◆ WORK TO COMPLETE
Reproduce word for word the lines of the listing below, from its first line through the line containing "type-value: F : Fabriqué", including both.

◆ DATA LINES
____
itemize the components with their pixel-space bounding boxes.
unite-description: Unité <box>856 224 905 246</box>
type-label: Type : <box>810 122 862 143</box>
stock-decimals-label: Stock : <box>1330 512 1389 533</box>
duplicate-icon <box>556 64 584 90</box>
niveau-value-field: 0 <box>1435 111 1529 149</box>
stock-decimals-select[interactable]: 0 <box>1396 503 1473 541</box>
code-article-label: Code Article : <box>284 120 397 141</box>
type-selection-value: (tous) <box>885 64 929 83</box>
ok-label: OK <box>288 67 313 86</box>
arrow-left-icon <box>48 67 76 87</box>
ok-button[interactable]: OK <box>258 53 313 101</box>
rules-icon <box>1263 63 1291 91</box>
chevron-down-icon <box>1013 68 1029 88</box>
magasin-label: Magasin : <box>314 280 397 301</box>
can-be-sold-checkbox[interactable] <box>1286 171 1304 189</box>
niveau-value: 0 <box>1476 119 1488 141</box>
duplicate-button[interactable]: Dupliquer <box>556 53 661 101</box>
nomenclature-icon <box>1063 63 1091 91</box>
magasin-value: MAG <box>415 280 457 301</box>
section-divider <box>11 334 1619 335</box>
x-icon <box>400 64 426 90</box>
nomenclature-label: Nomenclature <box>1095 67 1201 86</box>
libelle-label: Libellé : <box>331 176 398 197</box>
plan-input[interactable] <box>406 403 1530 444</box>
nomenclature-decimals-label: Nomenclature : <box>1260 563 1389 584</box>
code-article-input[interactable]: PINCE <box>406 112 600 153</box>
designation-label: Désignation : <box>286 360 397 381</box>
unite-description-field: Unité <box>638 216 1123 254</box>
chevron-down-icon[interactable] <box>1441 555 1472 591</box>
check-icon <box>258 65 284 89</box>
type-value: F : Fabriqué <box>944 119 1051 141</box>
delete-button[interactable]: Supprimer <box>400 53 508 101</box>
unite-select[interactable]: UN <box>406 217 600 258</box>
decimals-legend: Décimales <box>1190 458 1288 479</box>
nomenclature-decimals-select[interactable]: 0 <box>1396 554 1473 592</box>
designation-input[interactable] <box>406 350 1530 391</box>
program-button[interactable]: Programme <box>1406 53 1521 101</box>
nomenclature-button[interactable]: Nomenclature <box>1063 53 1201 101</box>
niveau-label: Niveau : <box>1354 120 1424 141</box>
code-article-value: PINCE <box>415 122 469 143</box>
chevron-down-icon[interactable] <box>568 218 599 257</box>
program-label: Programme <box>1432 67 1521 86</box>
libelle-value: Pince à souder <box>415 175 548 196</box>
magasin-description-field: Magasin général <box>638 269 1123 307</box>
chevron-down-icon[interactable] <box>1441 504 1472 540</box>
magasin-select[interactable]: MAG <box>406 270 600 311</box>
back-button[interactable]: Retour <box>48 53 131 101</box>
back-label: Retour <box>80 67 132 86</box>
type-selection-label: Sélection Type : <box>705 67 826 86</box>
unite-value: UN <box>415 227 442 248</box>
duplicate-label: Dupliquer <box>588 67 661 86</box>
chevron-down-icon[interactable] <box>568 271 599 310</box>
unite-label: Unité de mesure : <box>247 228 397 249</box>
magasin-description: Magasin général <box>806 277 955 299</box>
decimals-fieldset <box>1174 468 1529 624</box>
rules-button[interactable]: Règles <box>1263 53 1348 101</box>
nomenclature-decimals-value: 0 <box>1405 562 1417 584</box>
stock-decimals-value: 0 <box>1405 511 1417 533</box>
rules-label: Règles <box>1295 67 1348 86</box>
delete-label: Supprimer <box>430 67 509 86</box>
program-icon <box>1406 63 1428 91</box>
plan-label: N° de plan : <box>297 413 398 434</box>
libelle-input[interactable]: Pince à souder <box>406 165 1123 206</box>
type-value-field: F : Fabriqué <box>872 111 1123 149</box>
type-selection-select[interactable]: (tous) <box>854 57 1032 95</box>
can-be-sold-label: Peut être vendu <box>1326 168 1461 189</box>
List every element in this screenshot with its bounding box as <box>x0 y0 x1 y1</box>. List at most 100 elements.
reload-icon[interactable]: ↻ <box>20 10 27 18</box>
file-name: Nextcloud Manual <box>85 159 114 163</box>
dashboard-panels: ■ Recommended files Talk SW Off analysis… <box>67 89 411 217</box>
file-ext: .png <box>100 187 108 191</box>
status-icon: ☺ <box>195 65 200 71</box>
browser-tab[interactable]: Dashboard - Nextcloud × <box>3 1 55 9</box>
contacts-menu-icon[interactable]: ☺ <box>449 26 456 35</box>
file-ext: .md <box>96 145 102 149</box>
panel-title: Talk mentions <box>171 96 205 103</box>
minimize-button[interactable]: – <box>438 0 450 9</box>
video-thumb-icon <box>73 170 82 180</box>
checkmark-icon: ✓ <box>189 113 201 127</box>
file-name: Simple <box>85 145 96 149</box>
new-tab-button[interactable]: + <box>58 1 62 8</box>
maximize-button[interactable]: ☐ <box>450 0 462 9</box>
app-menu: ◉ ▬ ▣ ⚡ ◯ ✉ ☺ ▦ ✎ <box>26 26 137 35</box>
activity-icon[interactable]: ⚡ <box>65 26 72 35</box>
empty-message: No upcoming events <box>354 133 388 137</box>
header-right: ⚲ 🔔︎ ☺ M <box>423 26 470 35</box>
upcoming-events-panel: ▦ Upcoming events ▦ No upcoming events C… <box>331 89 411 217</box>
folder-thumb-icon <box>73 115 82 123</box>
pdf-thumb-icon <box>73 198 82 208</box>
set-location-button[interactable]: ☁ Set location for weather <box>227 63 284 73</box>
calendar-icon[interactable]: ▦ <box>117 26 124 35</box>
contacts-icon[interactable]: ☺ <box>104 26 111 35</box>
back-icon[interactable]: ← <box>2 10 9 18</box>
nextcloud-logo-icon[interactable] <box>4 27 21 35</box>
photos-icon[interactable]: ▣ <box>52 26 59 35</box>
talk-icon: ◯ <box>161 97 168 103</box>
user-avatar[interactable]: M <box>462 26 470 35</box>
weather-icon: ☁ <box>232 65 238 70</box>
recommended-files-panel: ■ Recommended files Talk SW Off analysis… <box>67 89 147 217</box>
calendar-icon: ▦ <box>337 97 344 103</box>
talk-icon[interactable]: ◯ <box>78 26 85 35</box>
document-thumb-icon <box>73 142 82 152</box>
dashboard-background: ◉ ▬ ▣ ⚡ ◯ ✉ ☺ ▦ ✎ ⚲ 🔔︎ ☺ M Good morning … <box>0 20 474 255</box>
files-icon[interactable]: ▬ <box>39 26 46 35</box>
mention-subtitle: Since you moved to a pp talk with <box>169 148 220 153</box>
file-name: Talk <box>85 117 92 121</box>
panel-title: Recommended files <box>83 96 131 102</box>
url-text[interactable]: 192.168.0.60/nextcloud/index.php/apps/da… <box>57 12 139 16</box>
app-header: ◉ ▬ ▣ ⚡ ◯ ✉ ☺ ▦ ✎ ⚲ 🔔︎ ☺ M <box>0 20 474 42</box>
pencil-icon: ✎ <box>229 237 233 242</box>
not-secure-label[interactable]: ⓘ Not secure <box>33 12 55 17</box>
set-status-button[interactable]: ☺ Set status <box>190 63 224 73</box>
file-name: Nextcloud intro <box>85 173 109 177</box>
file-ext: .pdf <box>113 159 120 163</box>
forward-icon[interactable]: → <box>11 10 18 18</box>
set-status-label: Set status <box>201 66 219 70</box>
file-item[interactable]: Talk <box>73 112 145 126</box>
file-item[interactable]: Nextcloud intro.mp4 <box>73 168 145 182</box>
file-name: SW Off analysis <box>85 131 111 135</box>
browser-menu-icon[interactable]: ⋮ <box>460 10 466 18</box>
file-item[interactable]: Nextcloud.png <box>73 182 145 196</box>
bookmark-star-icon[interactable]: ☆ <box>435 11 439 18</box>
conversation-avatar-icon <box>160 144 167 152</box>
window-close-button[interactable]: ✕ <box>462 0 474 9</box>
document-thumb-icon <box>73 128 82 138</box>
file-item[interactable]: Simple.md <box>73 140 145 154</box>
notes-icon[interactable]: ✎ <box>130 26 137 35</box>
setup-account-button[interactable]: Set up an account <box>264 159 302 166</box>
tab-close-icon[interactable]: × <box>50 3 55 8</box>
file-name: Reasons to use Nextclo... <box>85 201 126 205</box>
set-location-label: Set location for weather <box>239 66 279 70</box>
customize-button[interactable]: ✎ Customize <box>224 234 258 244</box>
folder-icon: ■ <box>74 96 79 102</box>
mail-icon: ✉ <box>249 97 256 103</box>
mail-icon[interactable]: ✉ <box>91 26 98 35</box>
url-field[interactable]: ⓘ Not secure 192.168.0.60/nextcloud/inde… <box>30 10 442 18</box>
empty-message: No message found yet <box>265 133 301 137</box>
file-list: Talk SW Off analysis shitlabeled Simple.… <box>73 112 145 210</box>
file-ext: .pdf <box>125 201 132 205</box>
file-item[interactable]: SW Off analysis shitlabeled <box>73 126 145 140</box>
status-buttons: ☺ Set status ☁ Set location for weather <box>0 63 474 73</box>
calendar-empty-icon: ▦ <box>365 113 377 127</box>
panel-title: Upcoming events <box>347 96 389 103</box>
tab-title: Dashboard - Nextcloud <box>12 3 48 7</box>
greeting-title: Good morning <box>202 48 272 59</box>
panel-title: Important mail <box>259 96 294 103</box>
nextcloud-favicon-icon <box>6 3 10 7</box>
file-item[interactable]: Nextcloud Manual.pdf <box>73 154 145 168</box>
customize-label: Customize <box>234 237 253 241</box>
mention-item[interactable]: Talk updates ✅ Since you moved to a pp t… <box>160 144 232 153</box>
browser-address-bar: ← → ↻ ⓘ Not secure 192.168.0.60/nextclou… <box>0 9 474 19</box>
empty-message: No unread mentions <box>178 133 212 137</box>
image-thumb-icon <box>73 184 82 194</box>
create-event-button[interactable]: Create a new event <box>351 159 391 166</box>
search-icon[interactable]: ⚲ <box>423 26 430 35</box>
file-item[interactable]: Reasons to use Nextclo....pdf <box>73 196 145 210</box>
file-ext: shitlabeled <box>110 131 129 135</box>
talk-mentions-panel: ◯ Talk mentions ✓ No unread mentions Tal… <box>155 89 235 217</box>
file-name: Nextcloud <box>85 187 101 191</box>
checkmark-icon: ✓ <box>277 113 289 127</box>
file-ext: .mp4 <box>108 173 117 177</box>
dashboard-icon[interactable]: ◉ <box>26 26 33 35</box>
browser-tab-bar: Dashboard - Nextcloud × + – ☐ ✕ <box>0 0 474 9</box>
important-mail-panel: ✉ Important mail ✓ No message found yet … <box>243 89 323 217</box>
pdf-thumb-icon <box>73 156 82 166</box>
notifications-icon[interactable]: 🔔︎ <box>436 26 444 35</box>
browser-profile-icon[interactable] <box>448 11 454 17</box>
____
◆ COMPLETE ANSWER
itemize the components with their pixel-space bounding boxes.
unite-description: Unité <box>856 224 905 246</box>
type-label: Type : <box>810 122 862 143</box>
stock-decimals-label: Stock : <box>1330 512 1389 533</box>
duplicate-icon <box>556 64 584 90</box>
niveau-value-field: 0 <box>1435 111 1529 149</box>
stock-decimals-select[interactable]: 0 <box>1396 503 1473 541</box>
code-article-label: Code Article : <box>284 120 397 141</box>
type-selection-value: (tous) <box>885 64 929 83</box>
ok-label: OK <box>288 67 313 86</box>
arrow-left-icon <box>48 67 76 87</box>
ok-button[interactable]: OK <box>258 53 313 101</box>
rules-icon <box>1263 63 1291 91</box>
chevron-down-icon <box>1013 68 1029 88</box>
magasin-label: Magasin : <box>314 280 397 301</box>
can-be-sold-checkbox[interactable] <box>1286 171 1304 189</box>
niveau-value: 0 <box>1476 119 1488 141</box>
duplicate-button[interactable]: Dupliquer <box>556 53 661 101</box>
nomenclature-icon <box>1063 63 1091 91</box>
magasin-value: MAG <box>415 280 457 301</box>
section-divider <box>11 334 1619 335</box>
x-icon <box>400 64 426 90</box>
nomenclature-label: Nomenclature <box>1095 67 1201 86</box>
libelle-label: Libellé : <box>331 176 398 197</box>
plan-input[interactable] <box>406 403 1530 444</box>
nomenclature-decimals-label: Nomenclature : <box>1260 563 1389 584</box>
code-article-input[interactable]: PINCE <box>406 112 600 153</box>
designation-label: Désignation : <box>286 360 397 381</box>
unite-description-field: Unité <box>638 216 1123 254</box>
chevron-down-icon[interactable] <box>1441 555 1472 591</box>
check-icon <box>258 65 284 89</box>
type-value: F : Fabriqué <box>944 119 1051 141</box>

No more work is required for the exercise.